(Task objective)
In this exercise, return the whole listing exactly, excluding any images.

(The data)
╭──

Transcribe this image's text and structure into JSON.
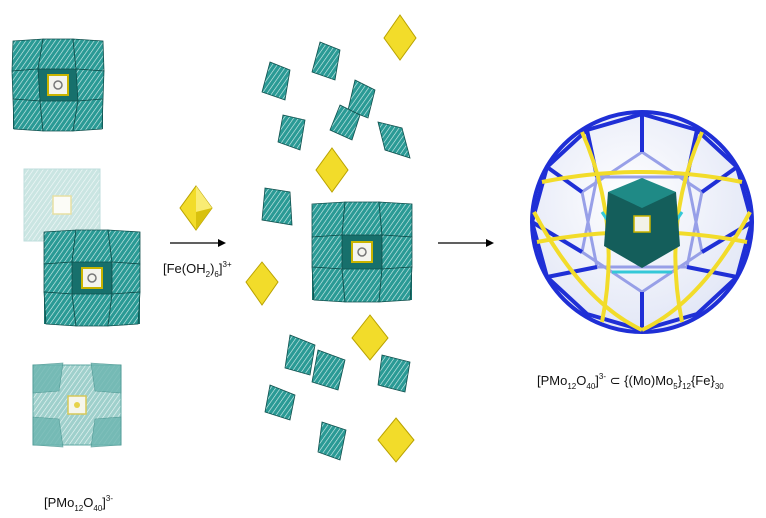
{
  "reagent_label": {
    "prefix": "[Fe(OH",
    "sub1": "2",
    "mid": ")",
    "sub2": "6",
    "close": "]",
    "charge": "3+"
  },
  "left_label": {
    "prefix": "[PMo",
    "sub1": "12",
    "mid": "O",
    "sub2": "40",
    "close": "]",
    "charge": "3-"
  },
  "product_label": {
    "prefix": "[PMo",
    "sub1": "12",
    "mid": "O",
    "sub2": "40",
    "close": "]",
    "charge": "3-",
    "subset": " ⊂ {(Mo)Mo",
    "sub3": "5",
    "close2": "}",
    "sub4": "12",
    "tail": "{Fe}",
    "sub5": "30"
  },
  "colors": {
    "teal": "#1f8a86",
    "teal_dark": "#145e5b",
    "teal_light": "#a9d3d0",
    "teal_mid": "#4aa7a3",
    "yellow": "#f2dc2a",
    "yellow_dark": "#c7b000",
    "blue": "#1f2fd6",
    "blue_light": "#8e97e6",
    "cyan": "#35c8d8",
    "vertex": "#e0607a"
  }
}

╰──

(Completed exercise)
Transcribe this image's text and structure into JSON.
{
  "reagent_label": {
    "prefix": "[Fe(OH",
    "sub1": "2",
    "mid": ")",
    "sub2": "6",
    "close": "]",
    "charge": "3+"
  },
  "left_label": {
    "prefix": "[PMo",
    "sub1": "12",
    "mid": "O",
    "sub2": "40",
    "close": "]",
    "charge": "3-"
  },
  "product_label": {
    "prefix": "[PMo",
    "sub1": "12",
    "mid": "O",
    "sub2": "40",
    "close": "]",
    "charge": "3-",
    "subset": " ⊂ {(Mo)Mo",
    "sub3": "5",
    "close2": "}",
    "sub4": "12",
    "tail": "{Fe}",
    "sub5": "30"
  },
  "colors": {
    "teal": "#1f8a86",
    "teal_dark": "#145e5b",
    "teal_light": "#a9d3d0",
    "teal_mid": "#4aa7a3",
    "yellow": "#f2dc2a",
    "yellow_dark": "#c7b000",
    "blue": "#1f2fd6",
    "blue_light": "#8e97e6",
    "cyan": "#35c8d8",
    "vertex": "#e0607a"
  }
}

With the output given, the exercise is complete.